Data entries
<<<<

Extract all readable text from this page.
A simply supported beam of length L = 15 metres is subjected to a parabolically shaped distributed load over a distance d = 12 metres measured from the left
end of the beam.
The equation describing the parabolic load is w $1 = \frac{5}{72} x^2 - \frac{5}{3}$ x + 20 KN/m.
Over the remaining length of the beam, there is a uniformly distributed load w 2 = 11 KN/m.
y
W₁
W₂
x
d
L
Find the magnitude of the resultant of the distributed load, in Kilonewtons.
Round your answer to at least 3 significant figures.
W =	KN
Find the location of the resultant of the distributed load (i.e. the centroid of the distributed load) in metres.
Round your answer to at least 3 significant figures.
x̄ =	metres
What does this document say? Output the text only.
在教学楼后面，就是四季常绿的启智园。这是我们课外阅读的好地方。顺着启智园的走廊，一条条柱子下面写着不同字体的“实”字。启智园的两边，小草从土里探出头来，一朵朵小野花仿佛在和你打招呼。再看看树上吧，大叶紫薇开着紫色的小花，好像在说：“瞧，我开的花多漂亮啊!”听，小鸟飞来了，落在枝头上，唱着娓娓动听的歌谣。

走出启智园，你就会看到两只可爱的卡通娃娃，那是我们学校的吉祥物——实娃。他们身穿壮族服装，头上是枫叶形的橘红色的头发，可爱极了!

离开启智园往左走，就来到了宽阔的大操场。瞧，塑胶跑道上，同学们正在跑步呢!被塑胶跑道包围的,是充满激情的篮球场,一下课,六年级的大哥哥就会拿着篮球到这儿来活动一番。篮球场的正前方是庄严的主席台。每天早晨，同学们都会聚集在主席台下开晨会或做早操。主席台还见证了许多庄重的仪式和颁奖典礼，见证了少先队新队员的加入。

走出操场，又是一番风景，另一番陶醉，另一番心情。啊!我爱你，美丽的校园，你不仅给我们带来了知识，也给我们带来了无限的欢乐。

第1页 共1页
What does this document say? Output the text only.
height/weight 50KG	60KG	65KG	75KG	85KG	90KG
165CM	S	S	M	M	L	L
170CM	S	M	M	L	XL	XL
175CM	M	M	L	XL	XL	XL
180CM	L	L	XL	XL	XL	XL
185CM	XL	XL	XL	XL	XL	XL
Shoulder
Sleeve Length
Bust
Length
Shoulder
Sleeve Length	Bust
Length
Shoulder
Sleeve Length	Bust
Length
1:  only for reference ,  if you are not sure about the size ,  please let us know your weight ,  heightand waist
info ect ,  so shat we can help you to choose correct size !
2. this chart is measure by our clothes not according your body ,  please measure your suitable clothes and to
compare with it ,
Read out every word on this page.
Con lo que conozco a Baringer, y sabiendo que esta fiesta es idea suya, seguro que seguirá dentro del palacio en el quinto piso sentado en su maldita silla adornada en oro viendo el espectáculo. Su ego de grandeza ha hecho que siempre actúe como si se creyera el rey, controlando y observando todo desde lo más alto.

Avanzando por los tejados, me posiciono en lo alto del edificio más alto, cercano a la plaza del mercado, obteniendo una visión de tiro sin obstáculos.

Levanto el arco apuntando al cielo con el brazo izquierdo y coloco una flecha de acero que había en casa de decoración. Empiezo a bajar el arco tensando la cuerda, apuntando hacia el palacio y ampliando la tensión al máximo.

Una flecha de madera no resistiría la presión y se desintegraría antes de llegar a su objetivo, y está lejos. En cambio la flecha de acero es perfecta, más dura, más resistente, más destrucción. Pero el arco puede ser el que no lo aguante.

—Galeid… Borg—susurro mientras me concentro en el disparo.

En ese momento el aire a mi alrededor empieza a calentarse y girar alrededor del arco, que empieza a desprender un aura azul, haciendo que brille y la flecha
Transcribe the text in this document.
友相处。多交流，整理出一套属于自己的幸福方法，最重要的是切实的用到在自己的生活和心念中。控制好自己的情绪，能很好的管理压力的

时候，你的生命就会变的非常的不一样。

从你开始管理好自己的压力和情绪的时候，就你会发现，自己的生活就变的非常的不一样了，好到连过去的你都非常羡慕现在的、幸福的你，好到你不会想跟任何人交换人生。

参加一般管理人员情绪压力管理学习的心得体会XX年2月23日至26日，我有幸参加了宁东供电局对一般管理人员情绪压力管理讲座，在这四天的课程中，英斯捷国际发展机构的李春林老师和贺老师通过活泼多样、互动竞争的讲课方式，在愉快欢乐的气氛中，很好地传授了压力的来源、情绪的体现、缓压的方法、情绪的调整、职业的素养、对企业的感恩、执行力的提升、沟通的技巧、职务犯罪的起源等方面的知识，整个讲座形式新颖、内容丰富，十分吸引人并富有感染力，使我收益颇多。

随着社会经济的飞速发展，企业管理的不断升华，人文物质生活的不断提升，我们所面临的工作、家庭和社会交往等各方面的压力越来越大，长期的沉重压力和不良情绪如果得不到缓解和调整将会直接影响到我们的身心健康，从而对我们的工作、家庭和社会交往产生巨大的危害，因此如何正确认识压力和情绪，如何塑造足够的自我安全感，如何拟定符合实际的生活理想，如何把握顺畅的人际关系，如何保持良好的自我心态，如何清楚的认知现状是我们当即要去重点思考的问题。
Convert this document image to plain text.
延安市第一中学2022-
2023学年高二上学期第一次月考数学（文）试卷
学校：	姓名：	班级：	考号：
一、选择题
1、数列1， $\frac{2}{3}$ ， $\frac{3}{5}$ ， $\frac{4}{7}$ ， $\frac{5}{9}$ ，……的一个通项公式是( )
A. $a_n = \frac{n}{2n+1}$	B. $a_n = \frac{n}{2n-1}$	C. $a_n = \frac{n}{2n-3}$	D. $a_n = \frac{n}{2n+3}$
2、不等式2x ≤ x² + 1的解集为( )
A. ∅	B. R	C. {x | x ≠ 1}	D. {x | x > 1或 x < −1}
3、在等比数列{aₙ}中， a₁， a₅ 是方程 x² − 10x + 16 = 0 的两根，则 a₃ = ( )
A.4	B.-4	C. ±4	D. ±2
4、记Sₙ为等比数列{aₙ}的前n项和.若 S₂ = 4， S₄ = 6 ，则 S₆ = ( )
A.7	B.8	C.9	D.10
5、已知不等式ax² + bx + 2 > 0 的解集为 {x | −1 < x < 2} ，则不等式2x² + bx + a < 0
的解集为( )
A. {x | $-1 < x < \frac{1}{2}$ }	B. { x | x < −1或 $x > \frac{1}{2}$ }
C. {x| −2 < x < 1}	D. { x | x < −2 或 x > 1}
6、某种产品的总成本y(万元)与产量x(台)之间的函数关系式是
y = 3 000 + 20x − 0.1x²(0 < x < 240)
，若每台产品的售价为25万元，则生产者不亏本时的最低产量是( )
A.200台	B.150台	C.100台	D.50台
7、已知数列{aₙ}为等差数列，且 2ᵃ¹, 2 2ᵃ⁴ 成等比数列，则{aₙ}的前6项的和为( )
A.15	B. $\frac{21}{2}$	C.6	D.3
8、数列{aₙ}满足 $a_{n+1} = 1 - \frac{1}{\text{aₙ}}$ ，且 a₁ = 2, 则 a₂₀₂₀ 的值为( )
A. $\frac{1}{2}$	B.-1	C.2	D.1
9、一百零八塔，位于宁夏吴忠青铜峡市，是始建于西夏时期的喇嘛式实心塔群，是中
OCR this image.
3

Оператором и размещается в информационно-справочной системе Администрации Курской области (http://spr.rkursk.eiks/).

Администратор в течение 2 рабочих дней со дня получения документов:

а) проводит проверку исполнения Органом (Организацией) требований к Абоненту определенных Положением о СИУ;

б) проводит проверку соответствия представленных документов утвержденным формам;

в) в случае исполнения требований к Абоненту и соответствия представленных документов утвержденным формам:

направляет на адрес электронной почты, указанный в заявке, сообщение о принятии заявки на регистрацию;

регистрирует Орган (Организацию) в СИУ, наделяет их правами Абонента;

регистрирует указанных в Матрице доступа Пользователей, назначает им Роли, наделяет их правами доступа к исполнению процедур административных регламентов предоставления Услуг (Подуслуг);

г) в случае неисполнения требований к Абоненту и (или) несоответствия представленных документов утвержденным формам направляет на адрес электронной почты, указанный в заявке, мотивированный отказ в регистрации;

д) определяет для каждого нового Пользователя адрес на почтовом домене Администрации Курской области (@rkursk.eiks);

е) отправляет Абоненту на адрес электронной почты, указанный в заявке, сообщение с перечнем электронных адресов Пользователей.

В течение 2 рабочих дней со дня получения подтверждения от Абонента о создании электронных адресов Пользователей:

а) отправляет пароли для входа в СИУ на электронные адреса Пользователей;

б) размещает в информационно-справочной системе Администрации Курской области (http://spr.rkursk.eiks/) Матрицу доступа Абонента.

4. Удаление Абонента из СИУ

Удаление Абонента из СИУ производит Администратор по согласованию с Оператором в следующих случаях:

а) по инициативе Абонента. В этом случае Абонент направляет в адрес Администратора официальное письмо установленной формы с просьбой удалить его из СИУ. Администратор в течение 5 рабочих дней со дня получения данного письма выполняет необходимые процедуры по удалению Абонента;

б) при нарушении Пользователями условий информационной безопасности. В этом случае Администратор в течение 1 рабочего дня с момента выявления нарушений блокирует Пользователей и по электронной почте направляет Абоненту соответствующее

>>>>

[GOAL OF THE EXERCISE]
Go through the material and copy out every line with "правами" in it.

[ANSWER FOR THIS EXERCISE]
регистрирует Орган (Организацию) в СИУ, наделяет их правами Абонента;
регистрирует указанных в Матрице доступа Пользователей, назначает им Роли, наделяет их правами доступа к исполнению процедур административных регламентов предоставления Услуг (Подуслуг);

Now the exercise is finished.